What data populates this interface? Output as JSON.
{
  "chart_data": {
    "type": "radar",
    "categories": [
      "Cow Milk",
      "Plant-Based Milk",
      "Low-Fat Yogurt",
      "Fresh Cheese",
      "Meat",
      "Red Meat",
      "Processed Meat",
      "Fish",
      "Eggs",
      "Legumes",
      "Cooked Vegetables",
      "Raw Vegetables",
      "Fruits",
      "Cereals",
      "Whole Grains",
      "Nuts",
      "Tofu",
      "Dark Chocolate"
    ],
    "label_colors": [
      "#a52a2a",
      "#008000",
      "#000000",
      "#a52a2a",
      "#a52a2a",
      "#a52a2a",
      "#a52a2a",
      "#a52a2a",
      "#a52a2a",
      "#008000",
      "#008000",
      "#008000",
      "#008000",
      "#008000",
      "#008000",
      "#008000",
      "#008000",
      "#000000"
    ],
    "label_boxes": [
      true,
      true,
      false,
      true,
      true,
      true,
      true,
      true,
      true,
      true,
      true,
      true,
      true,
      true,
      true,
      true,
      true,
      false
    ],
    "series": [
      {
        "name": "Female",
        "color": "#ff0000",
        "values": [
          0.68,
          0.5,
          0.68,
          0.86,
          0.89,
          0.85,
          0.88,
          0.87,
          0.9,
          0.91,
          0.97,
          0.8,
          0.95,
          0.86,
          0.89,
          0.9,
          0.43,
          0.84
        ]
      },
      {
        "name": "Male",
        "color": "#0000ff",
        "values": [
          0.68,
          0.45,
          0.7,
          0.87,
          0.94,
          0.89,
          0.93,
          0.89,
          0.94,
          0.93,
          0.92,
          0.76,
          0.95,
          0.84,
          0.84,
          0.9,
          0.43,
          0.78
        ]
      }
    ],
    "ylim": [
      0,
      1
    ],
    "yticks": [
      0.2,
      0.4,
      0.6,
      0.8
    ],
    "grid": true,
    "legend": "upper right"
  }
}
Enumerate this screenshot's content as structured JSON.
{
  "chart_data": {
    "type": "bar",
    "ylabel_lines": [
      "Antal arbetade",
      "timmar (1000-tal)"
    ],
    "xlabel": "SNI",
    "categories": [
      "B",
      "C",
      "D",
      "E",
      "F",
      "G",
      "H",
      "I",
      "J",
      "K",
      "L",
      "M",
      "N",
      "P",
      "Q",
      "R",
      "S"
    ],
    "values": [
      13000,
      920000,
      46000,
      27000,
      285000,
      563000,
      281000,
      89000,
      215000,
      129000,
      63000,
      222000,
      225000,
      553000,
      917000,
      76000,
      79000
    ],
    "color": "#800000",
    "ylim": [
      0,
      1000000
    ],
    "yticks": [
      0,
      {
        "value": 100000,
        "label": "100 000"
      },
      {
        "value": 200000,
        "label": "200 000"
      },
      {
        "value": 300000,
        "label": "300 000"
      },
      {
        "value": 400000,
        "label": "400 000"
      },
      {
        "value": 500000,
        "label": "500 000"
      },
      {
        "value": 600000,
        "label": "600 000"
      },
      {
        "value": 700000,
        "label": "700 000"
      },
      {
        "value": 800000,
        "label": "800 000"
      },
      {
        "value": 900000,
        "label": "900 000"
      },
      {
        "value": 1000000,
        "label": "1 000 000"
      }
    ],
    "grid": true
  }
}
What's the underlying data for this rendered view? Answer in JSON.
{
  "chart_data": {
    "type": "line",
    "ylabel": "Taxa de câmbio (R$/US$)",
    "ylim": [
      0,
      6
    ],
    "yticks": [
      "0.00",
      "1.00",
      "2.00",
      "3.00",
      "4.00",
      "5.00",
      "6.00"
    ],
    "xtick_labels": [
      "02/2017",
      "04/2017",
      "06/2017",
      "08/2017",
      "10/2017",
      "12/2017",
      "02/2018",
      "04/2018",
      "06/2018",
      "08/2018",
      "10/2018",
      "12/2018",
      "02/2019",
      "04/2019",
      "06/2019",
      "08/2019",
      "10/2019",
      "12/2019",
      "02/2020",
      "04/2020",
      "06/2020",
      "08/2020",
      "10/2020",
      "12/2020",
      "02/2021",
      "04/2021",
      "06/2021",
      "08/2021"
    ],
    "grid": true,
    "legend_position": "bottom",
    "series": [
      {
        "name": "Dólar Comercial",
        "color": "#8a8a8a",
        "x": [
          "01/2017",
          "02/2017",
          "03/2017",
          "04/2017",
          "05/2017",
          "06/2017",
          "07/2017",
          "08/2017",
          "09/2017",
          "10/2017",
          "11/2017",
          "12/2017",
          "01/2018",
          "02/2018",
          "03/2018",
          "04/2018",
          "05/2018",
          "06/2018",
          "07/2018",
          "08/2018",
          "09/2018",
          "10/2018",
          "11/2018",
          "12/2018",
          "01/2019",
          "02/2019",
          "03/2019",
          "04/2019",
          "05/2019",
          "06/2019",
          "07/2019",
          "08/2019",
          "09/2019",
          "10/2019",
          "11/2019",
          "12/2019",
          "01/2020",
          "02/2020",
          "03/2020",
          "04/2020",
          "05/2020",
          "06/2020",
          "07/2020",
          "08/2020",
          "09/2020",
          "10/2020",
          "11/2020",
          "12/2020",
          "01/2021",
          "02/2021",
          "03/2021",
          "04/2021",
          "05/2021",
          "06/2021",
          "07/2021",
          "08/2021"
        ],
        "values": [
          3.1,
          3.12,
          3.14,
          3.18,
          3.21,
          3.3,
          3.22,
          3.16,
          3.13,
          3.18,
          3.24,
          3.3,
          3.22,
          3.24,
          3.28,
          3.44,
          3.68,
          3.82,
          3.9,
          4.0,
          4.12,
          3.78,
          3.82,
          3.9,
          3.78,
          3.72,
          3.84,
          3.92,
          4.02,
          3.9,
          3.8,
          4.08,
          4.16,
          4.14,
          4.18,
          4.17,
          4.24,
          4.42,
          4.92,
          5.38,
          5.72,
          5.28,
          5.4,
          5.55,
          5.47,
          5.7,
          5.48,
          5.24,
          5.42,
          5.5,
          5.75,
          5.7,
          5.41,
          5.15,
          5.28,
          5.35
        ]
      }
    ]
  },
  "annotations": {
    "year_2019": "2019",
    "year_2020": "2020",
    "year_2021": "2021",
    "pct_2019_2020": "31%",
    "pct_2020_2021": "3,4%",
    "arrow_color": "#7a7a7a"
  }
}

WRITTEN REQUEST: Give only the number of lines in the records that contain the string "JSON".

COMPLETED EXERCISE: 3